__OBJECTIVE__: Tell me how many lines hold "atteste", please, using only the number.

◆ ◆ ◆

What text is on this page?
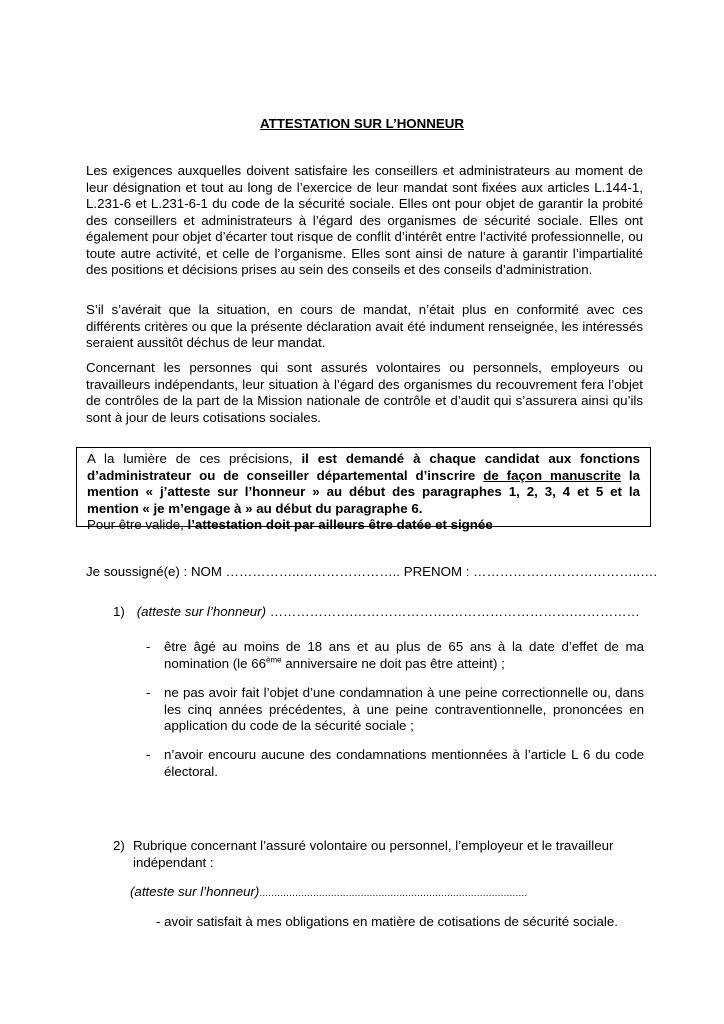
ATTESTATION SUR L’HONNEUR

Les exigences auxquelles doivent satisfaire les conseillers et administrateurs au moment de leur désignation et tout au long de l’exercice de leur mandat sont fixées aux articles L.144-1, L.231-6 et L.231-6-1 du code de la sécurité sociale. Elles ont pour objet de garantir la probité des conseillers et administrateurs à l’égard des organismes de sécurité sociale. Elles ont également pour objet d’écarter tout risque de conflit d’intérêt entre l’activité professionnelle, ou toute autre activité, et celle de l’organisme. Elles sont ainsi de nature à garantir l’impartialité des positions et décisions prises au sein des conseils et des conseils d’administration.

S’il s’avérait que la situation, en cours de mandat, n’était plus en conformité avec ces différents critères ou que la présente déclaration avait été indument renseignée, les intéressés seraient aussitôt déchus de leur mandat.

Concernant les personnes qui sont assurés volontaires ou personnels, employeurs ou travailleurs indépendants, leur situation à l’égard des organismes du recouvrement fera l’objet de contrôles de la part de la Mission nationale de contrôle et d’audit qui s’assurera ainsi qu’ils sont à jour de leurs cotisations sociales.

A la lumière de ces précisions, il est demandé à chaque candidat aux fonctions d’administrateur ou de conseiller départemental d’inscrire de façon manuscrite la mention « j’atteste sur l’honneur » au début des paragraphes 1, 2, 3, 4 et 5 et la mention « je m’engage à » au début du paragraphe 6.

Pour être valide, l’attestation doit par ailleurs être datée et signée

Je soussigné(e) : NOM ……………..………………….. PRENOM : ………………………………..….

1) (atteste sur l’honneur) ……………….………………….……………………….……………

- être âgé au moins de 18 ans et au plus de 65 ans à la date d’effet de ma nomination (le 66ème anniversaire ne doit pas être atteint) ;

- ne pas avoir fait l’objet d’une condamnation à une peine correctionnelle ou, dans les cinq années précédentes, à une peine contraventionnelle, prononcées en application du code de la sécurité sociale ;

- n’avoir encouru aucune des condamnations mentionnées à l’article L 6 du code électoral.

2) Rubrique concernant l’assuré volontaire ou personnel, l’employeur et le travailleur indépendant :

(atteste sur l’honneur)..........................................................................................

- avoir satisfait à mes obligations en matière de cotisations de sécurité sociale.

◆ ◆ ◆

__COMPLETE RESPONSE__: 3